(SHORT EXERCISE): Copy every line in the records below that contains the word "What".

(DATA EXCERPTS):

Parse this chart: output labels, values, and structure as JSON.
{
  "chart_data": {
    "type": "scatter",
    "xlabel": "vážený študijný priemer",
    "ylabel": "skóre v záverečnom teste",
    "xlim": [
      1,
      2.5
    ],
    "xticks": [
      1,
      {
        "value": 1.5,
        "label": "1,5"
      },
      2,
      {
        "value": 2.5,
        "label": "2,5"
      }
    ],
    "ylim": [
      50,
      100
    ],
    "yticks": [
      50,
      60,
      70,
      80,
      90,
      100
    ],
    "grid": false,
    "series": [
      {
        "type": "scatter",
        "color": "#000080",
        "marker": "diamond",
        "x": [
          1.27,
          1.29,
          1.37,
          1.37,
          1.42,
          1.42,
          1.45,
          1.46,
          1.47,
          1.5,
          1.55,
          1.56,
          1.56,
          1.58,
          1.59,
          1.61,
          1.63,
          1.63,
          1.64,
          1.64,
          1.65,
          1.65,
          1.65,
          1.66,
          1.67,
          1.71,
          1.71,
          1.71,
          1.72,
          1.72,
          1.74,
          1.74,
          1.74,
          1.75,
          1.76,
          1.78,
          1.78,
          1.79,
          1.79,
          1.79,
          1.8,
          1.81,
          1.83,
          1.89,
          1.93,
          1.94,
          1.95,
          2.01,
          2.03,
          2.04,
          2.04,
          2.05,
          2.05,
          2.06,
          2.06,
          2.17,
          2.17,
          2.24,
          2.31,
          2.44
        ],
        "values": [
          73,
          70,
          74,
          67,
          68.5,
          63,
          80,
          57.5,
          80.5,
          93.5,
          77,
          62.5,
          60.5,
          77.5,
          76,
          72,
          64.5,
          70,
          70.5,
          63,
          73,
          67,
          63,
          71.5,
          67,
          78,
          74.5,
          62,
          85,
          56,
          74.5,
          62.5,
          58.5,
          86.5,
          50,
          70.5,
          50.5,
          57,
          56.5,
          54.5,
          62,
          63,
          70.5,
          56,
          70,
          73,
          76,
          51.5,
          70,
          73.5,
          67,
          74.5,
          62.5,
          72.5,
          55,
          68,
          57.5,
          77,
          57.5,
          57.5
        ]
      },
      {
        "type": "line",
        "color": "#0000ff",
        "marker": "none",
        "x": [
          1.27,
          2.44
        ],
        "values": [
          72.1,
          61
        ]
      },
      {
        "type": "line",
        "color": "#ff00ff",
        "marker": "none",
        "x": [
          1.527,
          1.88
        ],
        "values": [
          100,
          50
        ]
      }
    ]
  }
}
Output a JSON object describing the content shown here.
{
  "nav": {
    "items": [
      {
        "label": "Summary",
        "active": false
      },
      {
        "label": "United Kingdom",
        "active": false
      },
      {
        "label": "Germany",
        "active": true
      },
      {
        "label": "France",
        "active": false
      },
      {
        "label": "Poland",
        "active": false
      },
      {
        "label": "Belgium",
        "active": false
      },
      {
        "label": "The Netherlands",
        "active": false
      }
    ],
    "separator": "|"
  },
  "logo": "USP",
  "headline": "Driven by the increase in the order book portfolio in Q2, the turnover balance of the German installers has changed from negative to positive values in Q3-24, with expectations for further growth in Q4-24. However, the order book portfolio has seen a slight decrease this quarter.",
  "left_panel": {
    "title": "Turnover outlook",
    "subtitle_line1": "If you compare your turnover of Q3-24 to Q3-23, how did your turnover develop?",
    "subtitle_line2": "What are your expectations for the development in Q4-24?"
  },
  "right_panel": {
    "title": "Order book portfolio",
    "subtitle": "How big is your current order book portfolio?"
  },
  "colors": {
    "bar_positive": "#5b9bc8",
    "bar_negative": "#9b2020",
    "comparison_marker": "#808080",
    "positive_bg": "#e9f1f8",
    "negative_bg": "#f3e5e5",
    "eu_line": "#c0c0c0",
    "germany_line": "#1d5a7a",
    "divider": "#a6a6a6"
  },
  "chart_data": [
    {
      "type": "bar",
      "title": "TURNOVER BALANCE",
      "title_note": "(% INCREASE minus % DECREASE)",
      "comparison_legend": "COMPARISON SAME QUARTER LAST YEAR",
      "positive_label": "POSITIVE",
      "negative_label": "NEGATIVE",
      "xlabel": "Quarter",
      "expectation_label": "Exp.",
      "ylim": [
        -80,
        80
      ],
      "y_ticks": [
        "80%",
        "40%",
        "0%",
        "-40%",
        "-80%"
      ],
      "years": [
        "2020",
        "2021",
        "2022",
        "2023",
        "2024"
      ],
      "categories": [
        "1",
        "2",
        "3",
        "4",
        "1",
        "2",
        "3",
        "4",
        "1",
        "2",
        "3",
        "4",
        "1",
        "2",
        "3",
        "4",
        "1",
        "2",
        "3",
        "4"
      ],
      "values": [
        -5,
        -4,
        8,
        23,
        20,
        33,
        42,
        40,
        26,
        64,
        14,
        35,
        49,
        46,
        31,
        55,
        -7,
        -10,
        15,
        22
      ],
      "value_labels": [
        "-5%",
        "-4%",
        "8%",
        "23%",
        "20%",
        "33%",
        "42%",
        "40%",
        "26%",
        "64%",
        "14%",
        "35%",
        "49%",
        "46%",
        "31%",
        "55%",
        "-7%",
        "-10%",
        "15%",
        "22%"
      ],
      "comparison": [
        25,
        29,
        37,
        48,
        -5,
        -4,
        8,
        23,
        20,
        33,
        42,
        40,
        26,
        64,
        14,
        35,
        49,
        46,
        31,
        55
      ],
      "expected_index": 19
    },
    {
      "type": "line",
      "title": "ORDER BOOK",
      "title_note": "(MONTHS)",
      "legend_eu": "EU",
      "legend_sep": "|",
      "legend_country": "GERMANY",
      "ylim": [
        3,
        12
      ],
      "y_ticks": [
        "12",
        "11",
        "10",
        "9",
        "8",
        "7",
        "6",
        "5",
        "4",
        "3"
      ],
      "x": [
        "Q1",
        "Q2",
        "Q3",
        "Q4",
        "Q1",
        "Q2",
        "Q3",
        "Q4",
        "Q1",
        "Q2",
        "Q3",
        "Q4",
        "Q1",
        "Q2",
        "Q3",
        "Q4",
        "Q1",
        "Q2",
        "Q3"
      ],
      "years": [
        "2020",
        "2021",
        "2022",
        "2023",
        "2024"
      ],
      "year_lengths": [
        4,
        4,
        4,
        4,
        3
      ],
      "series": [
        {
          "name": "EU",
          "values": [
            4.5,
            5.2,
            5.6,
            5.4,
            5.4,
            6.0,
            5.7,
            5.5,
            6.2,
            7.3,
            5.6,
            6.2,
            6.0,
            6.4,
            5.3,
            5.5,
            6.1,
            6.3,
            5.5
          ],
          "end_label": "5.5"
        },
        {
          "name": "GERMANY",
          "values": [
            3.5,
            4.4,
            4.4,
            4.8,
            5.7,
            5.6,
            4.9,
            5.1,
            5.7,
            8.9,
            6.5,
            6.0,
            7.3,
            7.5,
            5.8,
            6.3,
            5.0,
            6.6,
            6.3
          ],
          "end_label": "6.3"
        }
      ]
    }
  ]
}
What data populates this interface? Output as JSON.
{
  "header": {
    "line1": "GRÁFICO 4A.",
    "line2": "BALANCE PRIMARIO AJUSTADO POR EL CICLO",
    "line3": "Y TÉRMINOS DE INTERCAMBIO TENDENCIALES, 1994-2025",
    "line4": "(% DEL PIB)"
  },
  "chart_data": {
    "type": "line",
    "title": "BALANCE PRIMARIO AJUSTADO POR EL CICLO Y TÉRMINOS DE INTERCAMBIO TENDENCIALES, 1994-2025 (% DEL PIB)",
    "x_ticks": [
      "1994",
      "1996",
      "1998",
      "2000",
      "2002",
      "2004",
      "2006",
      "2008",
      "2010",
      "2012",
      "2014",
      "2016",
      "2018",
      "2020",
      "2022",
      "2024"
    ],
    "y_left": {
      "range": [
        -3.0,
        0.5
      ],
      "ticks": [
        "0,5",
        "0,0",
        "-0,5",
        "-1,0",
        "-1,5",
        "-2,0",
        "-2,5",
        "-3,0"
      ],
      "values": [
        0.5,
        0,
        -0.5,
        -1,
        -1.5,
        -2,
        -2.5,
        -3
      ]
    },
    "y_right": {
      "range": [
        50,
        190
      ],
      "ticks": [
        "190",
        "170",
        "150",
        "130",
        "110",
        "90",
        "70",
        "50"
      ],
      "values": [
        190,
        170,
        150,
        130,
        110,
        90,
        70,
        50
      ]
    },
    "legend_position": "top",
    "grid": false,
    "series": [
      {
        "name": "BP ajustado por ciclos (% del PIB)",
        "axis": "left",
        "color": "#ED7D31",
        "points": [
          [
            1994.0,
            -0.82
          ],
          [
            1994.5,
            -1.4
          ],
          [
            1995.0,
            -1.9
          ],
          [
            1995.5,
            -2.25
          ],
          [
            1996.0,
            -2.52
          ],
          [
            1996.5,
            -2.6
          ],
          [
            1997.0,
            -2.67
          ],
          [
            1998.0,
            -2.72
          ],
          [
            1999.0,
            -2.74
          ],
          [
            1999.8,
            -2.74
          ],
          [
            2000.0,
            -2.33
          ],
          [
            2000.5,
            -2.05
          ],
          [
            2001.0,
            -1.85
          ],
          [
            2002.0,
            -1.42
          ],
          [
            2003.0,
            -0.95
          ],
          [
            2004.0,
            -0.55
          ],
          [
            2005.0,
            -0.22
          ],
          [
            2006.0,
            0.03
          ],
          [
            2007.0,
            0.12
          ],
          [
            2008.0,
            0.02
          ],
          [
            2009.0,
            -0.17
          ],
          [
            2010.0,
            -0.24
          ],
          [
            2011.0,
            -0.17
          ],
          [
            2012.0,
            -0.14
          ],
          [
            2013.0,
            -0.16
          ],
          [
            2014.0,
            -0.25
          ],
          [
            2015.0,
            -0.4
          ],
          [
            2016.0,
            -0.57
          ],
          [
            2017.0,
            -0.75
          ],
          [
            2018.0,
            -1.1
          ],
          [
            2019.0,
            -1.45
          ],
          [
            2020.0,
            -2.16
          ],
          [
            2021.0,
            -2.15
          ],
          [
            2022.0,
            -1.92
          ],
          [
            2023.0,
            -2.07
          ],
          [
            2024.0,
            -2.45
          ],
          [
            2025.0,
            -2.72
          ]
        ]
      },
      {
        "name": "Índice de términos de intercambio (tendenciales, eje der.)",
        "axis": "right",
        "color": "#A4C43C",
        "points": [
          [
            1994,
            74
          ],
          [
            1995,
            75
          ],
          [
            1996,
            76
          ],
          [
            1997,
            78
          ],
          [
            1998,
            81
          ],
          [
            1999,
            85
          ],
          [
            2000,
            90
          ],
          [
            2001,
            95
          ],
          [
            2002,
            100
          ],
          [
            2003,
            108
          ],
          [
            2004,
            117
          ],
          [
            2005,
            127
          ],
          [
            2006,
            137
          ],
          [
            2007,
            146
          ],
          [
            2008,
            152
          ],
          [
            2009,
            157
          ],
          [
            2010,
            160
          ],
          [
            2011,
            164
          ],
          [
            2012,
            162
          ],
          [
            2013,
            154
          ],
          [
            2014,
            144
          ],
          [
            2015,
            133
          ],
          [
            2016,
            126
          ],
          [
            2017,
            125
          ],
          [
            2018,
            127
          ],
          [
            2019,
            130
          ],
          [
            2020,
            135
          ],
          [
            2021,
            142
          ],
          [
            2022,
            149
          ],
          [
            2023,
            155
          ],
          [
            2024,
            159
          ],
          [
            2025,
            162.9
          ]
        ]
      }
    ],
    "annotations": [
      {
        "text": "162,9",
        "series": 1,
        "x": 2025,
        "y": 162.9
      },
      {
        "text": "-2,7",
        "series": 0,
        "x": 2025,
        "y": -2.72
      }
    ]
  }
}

(CORRECT RESPONSE):
    "subtitle_line2": "What are your expectations for the development in Q4-24?"
What data populates this interface? Output as JSON.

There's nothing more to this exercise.